TASK TO COMPLETE: Can you recast these entries as a Markdown table with columns titled "Row" and "Line", numbering each line and skipping blank lines? Leave the pictures out of your answer.

THE DATA:

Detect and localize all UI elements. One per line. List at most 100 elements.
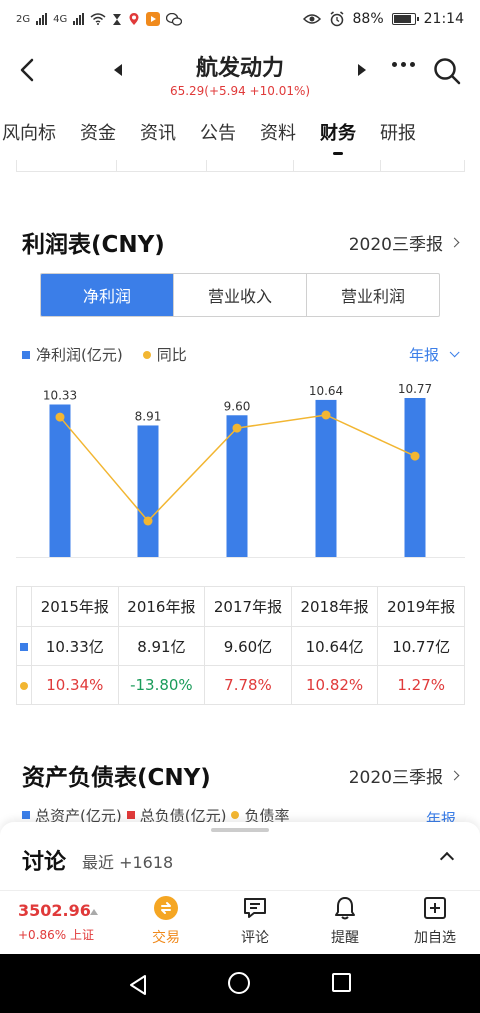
segment-revenue[interactable]: 营业收入 bbox=[173, 274, 306, 316]
table-cell: -13.80% bbox=[117, 665, 206, 705]
status-right: 88% 21:14 bbox=[302, 11, 464, 27]
discussion-title: 讨论 bbox=[22, 850, 67, 875]
table-cell: 1.27% bbox=[377, 665, 465, 705]
nav-home-icon[interactable] bbox=[228, 972, 250, 994]
legend-assets-label: 总资产(亿元) bbox=[35, 806, 122, 825]
legend-liabilities-label: 总负债(亿元) bbox=[139, 806, 227, 825]
table-row-yoy: 10.34% -13.80% 7.78% 10.82% 1.27% bbox=[16, 665, 465, 705]
income-period-link[interactable]: 2020三季报 bbox=[348, 230, 460, 255]
chevron-down-icon bbox=[449, 347, 460, 358]
comment-button[interactable]: 评论 bbox=[225, 895, 285, 947]
yoy-point bbox=[321, 410, 331, 420]
tab-funds[interactable]: 资金 bbox=[80, 123, 116, 144]
index-quote[interactable]: 3502.96 +0.86% 上证 bbox=[18, 901, 98, 943]
chart-bar bbox=[404, 398, 426, 557]
tab-wind-vane[interactable]: 风向标 bbox=[2, 123, 56, 144]
prev-stock-icon[interactable] bbox=[114, 64, 122, 76]
tab-news[interactable]: 资讯 bbox=[140, 123, 176, 144]
tab-announcements[interactable]: 公告 bbox=[200, 123, 236, 144]
video-app-icon bbox=[146, 12, 161, 26]
bar-value-label: 9.60 bbox=[224, 399, 251, 413]
table-cell: 10.64亿 bbox=[290, 626, 379, 666]
signal-icon-2 bbox=[73, 13, 85, 25]
table-cell: 10.82% bbox=[290, 665, 379, 705]
back-icon[interactable] bbox=[14, 56, 42, 84]
table-cell: 9.60亿 bbox=[204, 626, 292, 666]
chevron-up-icon[interactable] bbox=[439, 851, 455, 867]
yoy-point bbox=[232, 423, 242, 433]
comment-icon bbox=[244, 898, 266, 918]
bar-value-label: 10.33 bbox=[43, 388, 77, 402]
balance-period-label: 2020三季报 bbox=[348, 768, 443, 788]
legend-bar-swatch bbox=[22, 350, 30, 359]
tab-finance[interactable]: 财务 bbox=[320, 119, 356, 145]
stock-quote: 65.29(+5.94 +10.01%) bbox=[169, 84, 311, 98]
comment-label: 评论 bbox=[241, 930, 269, 946]
income-statement-title: 利润表(CNY) bbox=[22, 232, 165, 258]
chart-bar bbox=[49, 404, 71, 557]
add-watchlist-label: 加自选 bbox=[414, 930, 456, 946]
chart-bar bbox=[226, 415, 248, 557]
add-watchlist-button[interactable]: 加自选 bbox=[405, 895, 465, 947]
discussion-count: 最近 +1618 bbox=[82, 853, 174, 872]
table-cell: 10.33亿 bbox=[31, 626, 119, 666]
stock-title: 航发动力 65.29(+5.94 +10.01%) bbox=[140, 50, 340, 98]
legend-line-swatch bbox=[142, 350, 151, 359]
income-metric-switch: 净利润 营业收入 营业利润 bbox=[40, 273, 440, 317]
wechat-icon bbox=[166, 12, 183, 26]
table-header-cell: 2017年报 bbox=[204, 586, 292, 627]
legend-debt-ratio-swatch bbox=[231, 811, 240, 819]
income-data-table: 2015年报 2016年报 2017年报 2018年报 2019年报 10.33… bbox=[16, 586, 465, 705]
legend-liabilities-swatch bbox=[126, 811, 135, 819]
wifi-icon bbox=[90, 13, 106, 25]
bottom-toolbar: 3502.96 +0.86% 上证 交易 评论 提醒 加自选 bbox=[0, 890, 480, 954]
chart-legend: 净利润(亿元) 同比 bbox=[22, 344, 187, 365]
net-profit-chart: 10.33 8.91 9.60 10.64 10.77 bbox=[16, 382, 465, 558]
balance-sheet-title: 资产负债表(CNY) bbox=[22, 765, 211, 791]
alert-button[interactable]: 提醒 bbox=[315, 895, 375, 947]
table-header-cell: 2016年报 bbox=[117, 586, 206, 627]
nav-recents-icon[interactable] bbox=[332, 973, 351, 992]
legend-bar-label: 净利润(亿元) bbox=[36, 346, 123, 364]
sheet-drag-handle[interactable] bbox=[211, 828, 269, 832]
bar-value-label: 10.77 bbox=[398, 382, 432, 396]
table-row-net-profit: 10.33亿 8.91亿 9.60亿 10.64亿 10.77亿 bbox=[16, 626, 465, 666]
battery-icon bbox=[391, 13, 419, 25]
discussion-sheet[interactable]: 讨论 最近 +1618 bbox=[0, 822, 480, 890]
index-value: 3502.96 bbox=[18, 901, 91, 920]
table-cell: 8.91亿 bbox=[117, 626, 206, 666]
period-selector-label: 年报 bbox=[408, 346, 439, 364]
index-trend-icon bbox=[90, 909, 98, 915]
table-header-cell: 2019年报 bbox=[377, 586, 465, 627]
bar-value-label: 8.91 bbox=[135, 409, 162, 423]
trade-button[interactable]: 交易 bbox=[136, 895, 196, 947]
table-cell: 10.77亿 bbox=[377, 626, 465, 666]
tab-research[interactable]: 研报 bbox=[380, 123, 416, 144]
segment-net-profit[interactable]: 净利润 bbox=[41, 274, 173, 316]
search-icon[interactable] bbox=[432, 56, 462, 86]
balance-period-link[interactable]: 2020三季报 bbox=[348, 763, 460, 788]
nav-back-icon[interactable] bbox=[128, 974, 148, 996]
trade-label: 交易 bbox=[152, 930, 180, 946]
status-left: 2G 4G bbox=[16, 12, 183, 26]
income-period-label: 2020三季报 bbox=[348, 235, 443, 255]
next-stock-icon[interactable] bbox=[358, 64, 366, 76]
table-header-row: 2015年报 2016年报 2017年报 2018年报 2019年报 bbox=[16, 586, 465, 627]
bar-value-label: 10.64 bbox=[309, 384, 343, 398]
chart-bar bbox=[315, 399, 337, 557]
section-tabs: 风向标 资金 资讯 公告 资料 财务 研报 bbox=[0, 104, 480, 160]
chevron-right-icon bbox=[449, 237, 460, 248]
legend-assets-swatch bbox=[22, 811, 30, 819]
yoy-point bbox=[410, 451, 420, 461]
row-bar-swatch bbox=[20, 643, 28, 651]
alert-label: 提醒 bbox=[331, 930, 359, 946]
segment-operating-profit[interactable]: 营业利润 bbox=[306, 274, 439, 316]
period-selector[interactable]: 年报 bbox=[408, 344, 460, 365]
tab-profile[interactable]: 资料 bbox=[260, 123, 296, 144]
legend-line-label: 同比 bbox=[156, 346, 187, 364]
status-bar: 2G 4G 88% 21:14 bbox=[0, 0, 480, 38]
stock-header: 航发动力 65.29(+5.94 +10.01%) bbox=[0, 38, 480, 104]
chart-bar bbox=[137, 425, 159, 557]
more-icon[interactable] bbox=[392, 62, 415, 67]
balance-legend: 总资产(亿元) 总负债(亿元) 负债率 bbox=[22, 806, 289, 824]
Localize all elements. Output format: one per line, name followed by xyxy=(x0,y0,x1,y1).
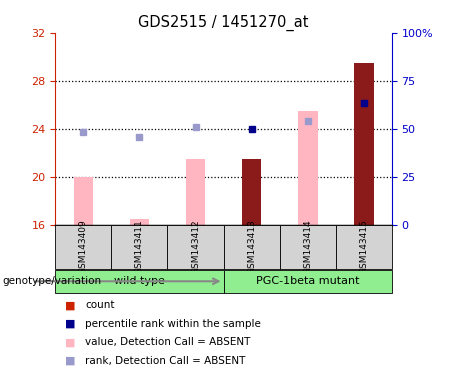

TASK RESULT:
| Row | Line |
|---|---|
| 1 | Detect and localize all UI elements. One per line. List at most 100 elements. |
| 2 | segment-revenue[interactable]: 营业收入 bbox=[173, 274, 306, 316] |
| 3 | table-cell: -13.80% bbox=[117, 665, 206, 705] |
| 4 | status-right: 88% 21:14 bbox=[302, 11, 464, 27] |
| 5 | discussion-title: 讨论 bbox=[22, 850, 67, 875] |
| 6 | table-cell: 1.27% bbox=[377, 665, 465, 705] |
| 7 | nav-home-icon[interactable] bbox=[228, 972, 250, 994] |
| 8 | legend-assets-label: 总资产(亿元) bbox=[35, 806, 122, 825] |
| 9 | legend-liabilities-label: 总负债(亿元) bbox=[139, 806, 227, 825] |
| 10 | table-row-yoy: 10.34% -13.80% 7.78% 10.82% 1.27% bbox=[16, 665, 465, 705] |
| 11 | income-period-link[interactable]: 2020三季报 bbox=[348, 230, 460, 255] |
| 12 | chevron-down-icon bbox=[449, 347, 460, 358] |
| 13 | comment-button[interactable]: 评论 bbox=[225, 895, 285, 947] |
| 14 | yoy-point bbox=[321, 410, 331, 420] |
| 15 | tab-funds[interactable]: 资金 bbox=[80, 123, 116, 144] |
| 16 | index-quote[interactable]: 3502.96 +0.86% 上证 bbox=[18, 901, 98, 943] |
| 17 | chart-bar bbox=[404, 398, 426, 557] |
| 18 | tab-wind-vane[interactable]: 风向标 bbox=[2, 123, 56, 144] |
| 19 | prev-stock-icon[interactable] bbox=[114, 64, 122, 76] |
| 20 | tab-news[interactable]: 资讯 bbox=[140, 123, 176, 144] |
| 21 | tab-announcements[interactable]: 公告 bbox=[200, 123, 236, 144] |
| 22 | video-app-icon bbox=[146, 12, 161, 26] |
| 23 | bar-value-label: 9.60 bbox=[224, 399, 251, 413] |
| 24 | table-cell: 10.64亿 bbox=[290, 626, 379, 666] |
| 25 | signal-icon-2 bbox=[73, 13, 85, 25] |
| 26 | table-cell: 10.82% bbox=[290, 665, 379, 705] |
| 27 | back-icon[interactable] bbox=[14, 56, 42, 84] |
| 28 | table-cell: 9.60亿 bbox=[204, 626, 292, 666] |
| 29 | chevron-up-icon[interactable] bbox=[439, 851, 455, 867] |
| 30 | yoy-point bbox=[232, 423, 242, 433] |
| 31 | comment-icon bbox=[244, 898, 266, 918] |
| 32 | bar-value-label: 10.33 bbox=[43, 388, 77, 402] |
| 33 | balance-period-label: 2020三季报 bbox=[348, 768, 443, 788] |
| 34 | legend-bar-swatch bbox=[22, 350, 30, 359] |
| 35 | tab-finance[interactable]: 财务 bbox=[320, 119, 356, 145] |
| 36 | stock-quote: 65.29(+5.94 +10.01%) bbox=[169, 84, 311, 98] |
| 37 | comment-label: 评论 bbox=[241, 930, 269, 946] |
| 38 | income-statement-title: 利润表(CNY) bbox=[22, 232, 165, 258] |
| 39 | chart-bar bbox=[49, 404, 71, 557] |
| 40 | add-watchlist-label: 加自选 bbox=[414, 930, 456, 946] |
| 41 | chart-bar bbox=[226, 415, 248, 557] |
| 42 | add-watchlist-button[interactable]: 加自选 bbox=[405, 895, 465, 947] |
| 43 | discussion-count: 最近 +1618 bbox=[82, 853, 174, 872] |
| 44 | table-cell: 10.33亿 bbox=[31, 626, 119, 666] |
| 45 | stock-title: 航发动力 65.29(+5.94 +10.01%) bbox=[140, 50, 340, 98] |
| 46 | legend-line-swatch bbox=[142, 350, 151, 359] |
| 47 | income-metric-switch: 净利润 营业收入 营业利润 bbox=[40, 273, 440, 317] |
| 48 | wechat-icon bbox=[166, 12, 183, 26] |
| 49 | table-header-cell: 2017年报 bbox=[204, 586, 292, 627] |
| 50 | legend-debt-ratio-swatch bbox=[231, 811, 240, 819] |
| 51 | income-data-table: 2015年报 2016年报 2017年报 2018年报 2019年报 10.33… bbox=[16, 586, 465, 705] |
| 52 | legend-liabilities-swatch bbox=[126, 811, 135, 819] |
| 53 | wifi-icon bbox=[90, 13, 106, 25] |
| 54 | bottom-toolbar: 3502.96 +0.86% 上证 交易 评论 提醒 加自选 bbox=[0, 890, 480, 954] |
| 55 | chart-legend: 净利润(亿元) 同比 bbox=[22, 344, 187, 365] |
| 56 | net-profit-chart: 10.33 8.91 9.60 10.64 10.77 bbox=[16, 382, 465, 558] |
| 57 | balance-sheet-title: 资产负债表(CNY) bbox=[22, 765, 211, 791] |
| 58 | alert-button[interactable]: 提醒 bbox=[315, 895, 375, 947] |
| 59 | table-header-cell: 2016年报 bbox=[117, 586, 206, 627] |
| 60 | nav-recents-icon[interactable] bbox=[332, 973, 351, 992] |
| 61 | legend-bar-label: 净利润(亿元) bbox=[36, 346, 123, 364] |
| 62 | sheet-drag-handle[interactable] bbox=[211, 828, 269, 832] |
| 63 | bar-value-label: 10.77 bbox=[398, 382, 432, 396] |
| 64 | table-row-net-profit: 10.33亿 8.91亿 9.60亿 10.64亿 10.77亿 bbox=[16, 626, 465, 666] |
| 65 | battery-icon bbox=[391, 13, 419, 25] |
| 66 | discussion-sheet[interactable]: 讨论 最近 +1618 bbox=[0, 822, 480, 890] |
| 67 | index-value: 3502.96 bbox=[18, 901, 91, 920] |
| 68 | table-cell: 8.91亿 bbox=[117, 626, 206, 666] |
| 69 | period-selector-label: 年报 bbox=[408, 346, 439, 364] |
| 70 | index-trend-icon bbox=[90, 909, 98, 915] |
| 71 | table-header-cell: 2019年报 bbox=[377, 586, 465, 627] |
| 72 | bar-value-label: 8.91 bbox=[135, 409, 162, 423] |
| 73 | trade-button[interactable]: 交易 bbox=[136, 895, 196, 947] |
| 74 | table-cell: 10.77亿 bbox=[377, 626, 465, 666] |
| 75 | tab-research[interactable]: 研报 bbox=[380, 123, 416, 144] |
| 76 | segment-net-profit[interactable]: 净利润 bbox=[41, 274, 173, 316] |
| 77 | search-icon[interactable] bbox=[432, 56, 462, 86] |
| 78 | balance-period-link[interactable]: 2020三季报 bbox=[348, 763, 460, 788] |
| 79 | nav-back-icon[interactable] bbox=[128, 974, 148, 996] |
| 80 | trade-label: 交易 bbox=[152, 930, 180, 946] |
| 81 | status-left: 2G 4G bbox=[16, 12, 183, 26] |
| 82 | income-period-label: 2020三季报 bbox=[348, 235, 443, 255] |
| 83 | next-stock-icon[interactable] bbox=[358, 64, 366, 76] |
| 84 | table-header-row: 2015年报 2016年报 2017年报 2018年报 2019年报 bbox=[16, 586, 465, 627] |
| 85 | bar-value-label: 10.64 bbox=[309, 384, 343, 398] |
| 86 | chart-bar bbox=[315, 399, 337, 557] |
| 87 | section-tabs: 风向标 资金 资讯 公告 资料 财务 研报 bbox=[0, 104, 480, 160] |
| 88 | chevron-right-icon bbox=[449, 237, 460, 248] |
| 89 | legend-assets-swatch bbox=[22, 811, 30, 819] |
| 90 | yoy-point bbox=[410, 451, 420, 461] |
| 91 | row-bar-swatch bbox=[20, 643, 28, 651] |
| 92 | alert-label: 提醒 bbox=[331, 930, 359, 946] |
| 93 | segment-operating-profit[interactable]: 营业利润 bbox=[306, 274, 439, 316] |
| 94 | period-selector[interactable]: 年报 bbox=[408, 344, 460, 365] |
| 95 | tab-profile[interactable]: 资料 bbox=[260, 123, 296, 144] |
| 96 | legend-line-label: 同比 bbox=[156, 346, 187, 364] |
| 97 | status-bar: 2G 4G 88% 21:14 bbox=[0, 0, 480, 38] |
| 98 | stock-header: 航发动力 65.29(+5.94 +10.01%) bbox=[0, 38, 480, 104] |
| 99 | chart-bar bbox=[137, 425, 159, 557] |
| 100 | more-icon[interactable] bbox=[392, 62, 415, 67] |
| 101 | balance-legend: 总资产(亿元) 总负债(亿元) 负债率 bbox=[22, 806, 289, 824] |
| 102 | Localize all elements. Output format: one per line, name followed by xyxy=(x0,y0,x1,y1). |